## Extracted records
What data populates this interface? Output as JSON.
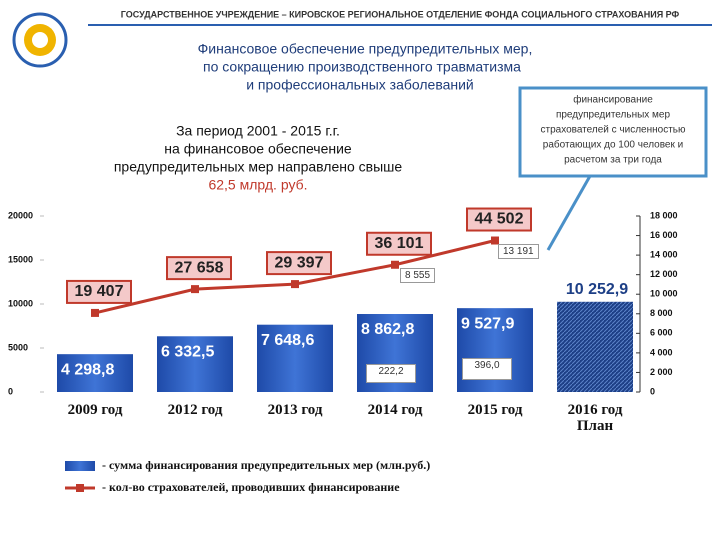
{
  "header": {
    "org": "ГОСУДАРСТВЕННОЕ УЧРЕЖДЕНИЕ – КИРОВСКОЕ РЕГИОНАЛЬНОЕ ОТДЕЛЕНИЕ ФОНДА СОЦИАЛЬНОГО СТРАХОВАНИЯ РФ",
    "title": [
      "Финансовое обеспечение предупредительных мер,",
      "по сокращению производственного травматизма",
      "и профессиональных заболеваний"
    ]
  },
  "period_text": [
    "За период 2001 - 2015 г.г.",
    "на финансовое обеспечение",
    "предупредительных мер  направлено свыше"
  ],
  "period_total": "62,5 млрд. руб.",
  "callout": [
    "финансирование",
    "предупредительных мер",
    "страхователей с численностью",
    "работающих до 100 человек и",
    "расчетом за три года"
  ],
  "annotations": [
    "8 555",
    "13 191",
    "222,2",
    "396,0"
  ],
  "chart_data": {
    "type": "bar-line",
    "categories": [
      "2009 год",
      "2012 год",
      "2013 год",
      "2014 год",
      "2015 год",
      "2016 год План"
    ],
    "series": [
      {
        "name": "- сумма финансирования предупредительных мер (млн.руб.)",
        "type": "bar",
        "color": "#2f5fbf",
        "values": [
          4298.8,
          6332.5,
          7648.6,
          8862.8,
          9527.9,
          10252.9
        ],
        "value_labels": [
          "4 298,8",
          "6 332,5",
          "7 648,6",
          "8 862,8",
          "9 527,9",
          "10 252,9"
        ]
      },
      {
        "name": "- кол-во страхователей, проводивших финансирование",
        "type": "line",
        "color": "#c0392b",
        "axis": "y3",
        "values": [
          19407,
          27658,
          29397,
          36101,
          44502,
          null
        ],
        "value_labels": [
          "19 407",
          "27 658",
          "29 397",
          "36 101",
          "44 502",
          null
        ]
      }
    ],
    "ylim": [
      0,
      20000
    ],
    "yticks": [
      0,
      5000,
      10000,
      15000,
      20000
    ],
    "y2lim": [
      0,
      18000
    ],
    "y2ticks": [
      {
        "value": 0,
        "label": "0"
      },
      {
        "value": 2000,
        "label": "2 000"
      },
      {
        "value": 4000,
        "label": "4 000"
      },
      {
        "value": 6000,
        "label": "6 000"
      },
      {
        "value": 8000,
        "label": "8 000"
      },
      {
        "value": 10000,
        "label": "10 000"
      },
      {
        "value": 12000,
        "label": "12 000"
      },
      {
        "value": 14000,
        "label": "14 000"
      },
      {
        "value": 16000,
        "label": "16 000"
      },
      {
        "value": 18000,
        "label": "18 000"
      }
    ],
    "y3lim": [
      -8000,
      53000
    ]
  }
}
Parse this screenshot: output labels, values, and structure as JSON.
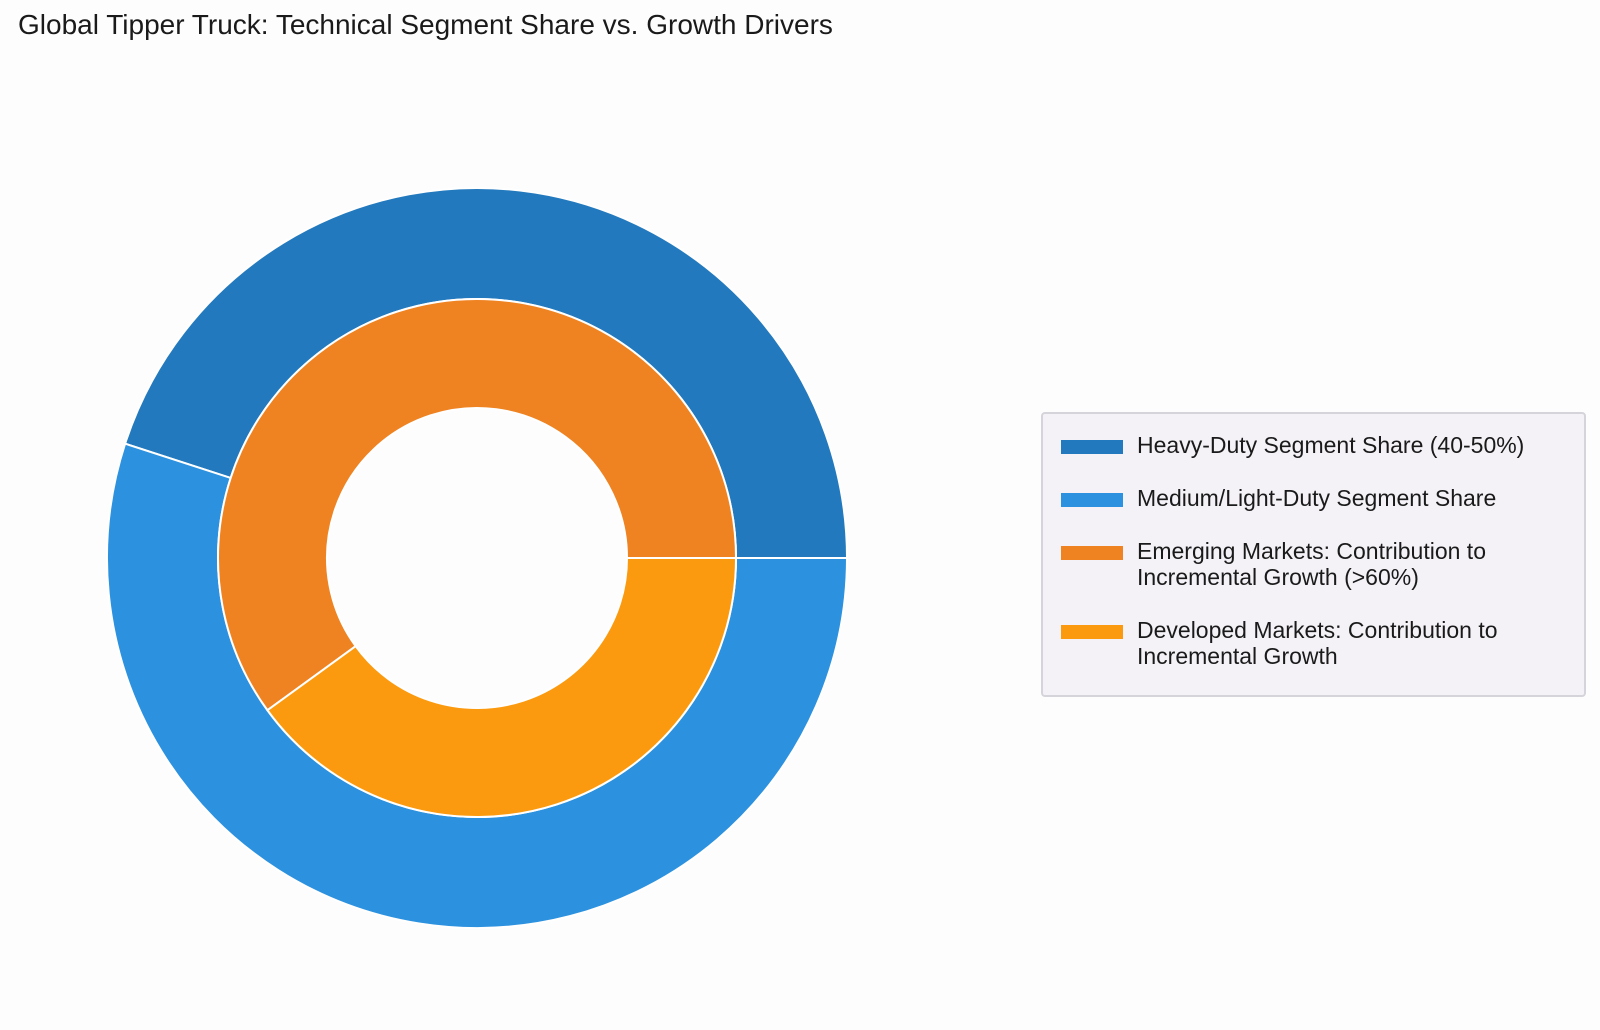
{
  "title": "Global Tipper Truck: Technical Segment Share vs. Growth Drivers",
  "chart_data": {
    "type": "pie",
    "subtype": "nested-donut",
    "rings": [
      {
        "ring": "outer",
        "slices": [
          {
            "label": "Heavy-Duty Segment Share (40-50%)",
            "value": 45,
            "color": "#2279bd"
          },
          {
            "label": "Medium/Light-Duty Segment Share",
            "value": 55,
            "color": "#2c91df"
          }
        ]
      },
      {
        "ring": "inner",
        "slices": [
          {
            "label": "Emerging Markets: Contribution to\nIncremental Growth (>60%)",
            "value": 60,
            "color": "#ef8321"
          },
          {
            "label": "Developed Markets: Contribution to\nIncremental Growth",
            "value": 40,
            "color": "#fb9a0e"
          }
        ]
      }
    ],
    "start_angle": "3 o'clock, counterclockwise",
    "legend_position": "right"
  }
}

## Exercise description
Using the records above, output their complete text exactly, minus any images.

## Answer to this problem
What data populates this interface? Output as JSON.
{
  "header": {
    "org": "ГОСУДАРСТВЕННОЕ УЧРЕЖДЕНИЕ – КИРОВСКОЕ РЕГИОНАЛЬНОЕ ОТДЕЛЕНИЕ ФОНДА СОЦИАЛЬНОГО СТРАХОВАНИЯ РФ",
    "title": [
      "Финансовое обеспечение предупредительных мер,",
      "по сокращению производственного травматизма",
      "и профессиональных заболеваний"
    ]
  },
  "period_text": [
    "За период 2001 - 2015 г.г.",
    "на финансовое обеспечение",
    "предупредительных мер  направлено свыше"
  ],
  "period_total": "62,5 млрд. руб.",
  "callout": [
    "финансирование",
    "предупредительных мер",
    "страхователей с численностью",
    "работающих до 100 человек и",
    "расчетом за три года"
  ],
  "annotations": [
    "8 555",
    "13 191",
    "222,2",
    "396,0"
  ],
  "chart_data": {
    "type": "bar-line",
    "categories": [
      "2009 год",
      "2012 год",
      "2013 год",
      "2014 год",
      "2015 год",
      "2016 год План"
    ],
    "series": [
      {
        "name": "- сумма финансирования предупредительных мер (млн.руб.)",
        "type": "bar",
        "color": "#2f5fbf",
        "values": [
          4298.8,
          6332.5,
          7648.6,
          8862.8,
          9527.9,
          10252.9
        ],
        "value_labels": [
          "4 298,8",
          "6 332,5",
          "7 648,6",
          "8 862,8",
          "9 527,9",
          "10 252,9"
        ]
      },
      {
        "name": "- кол-во страхователей, проводивших финансирование",
        "type": "line",
        "color": "#c0392b",
        "axis": "y3",
        "values": [
          19407,
          27658,
          29397,
          36101,
          44502,
          null
        ],
        "value_labels": [
          "19 407",
          "27 658",
          "29 397",
          "36 101",
          "44 502",
          null
        ]
      }
    ],
    "ylim": [
      0,
      20000
    ],
    "yticks": [
      0,
      5000,
      10000,
      15000,
      20000
    ],
    "y2lim": [
      0,
      18000
    ],
    "y2ticks": [
      {
        "value": 0,
        "label": "0"
      },
      {
        "value": 2000,
        "label": "2 000"
      },
      {
        "value": 4000,
        "label": "4 000"
      },
      {
        "value": 6000,
        "label": "6 000"
      },
      {
        "value": 8000,
        "label": "8 000"
      },
      {
        "value": 10000,
        "label": "10 000"
      },
      {
        "value": 12000,
        "label": "12 000"
      },
      {
        "value": 14000,
        "label": "14 000"
      },
      {
        "value": 16000,
        "label": "16 000"
      },
      {
        "value": 18000,
        "label": "18 000"
      }
    ],
    "y3lim": [
      -8000,
      53000
    ]
  }
}
Parse this screenshot: output labels, values, and structure as JSON.
{
  "title": "Global Tipper Truck: Technical Segment Share vs. Growth Drivers",
  "chart_data": {
    "type": "pie",
    "subtype": "nested-donut",
    "rings": [
      {
        "ring": "outer",
        "slices": [
          {
            "label": "Heavy-Duty Segment Share (40-50%)",
            "value": 45,
            "color": "#2279bd"
          },
          {
            "label": "Medium/Light-Duty Segment Share",
            "value": 55,
            "color": "#2c91df"
          }
        ]
      },
      {
        "ring": "inner",
        "slices": [
          {
            "label": "Emerging Markets: Contribution to\nIncremental Growth (>60%)",
            "value": 60,
            "color": "#ef8321"
          },
          {
            "label": "Developed Markets: Contribution to\nIncremental Growth",
            "value": 40,
            "color": "#fb9a0e"
          }
        ]
      }
    ],
    "start_angle": "3 o'clock, counterclockwise",
    "legend_position": "right"
  }
}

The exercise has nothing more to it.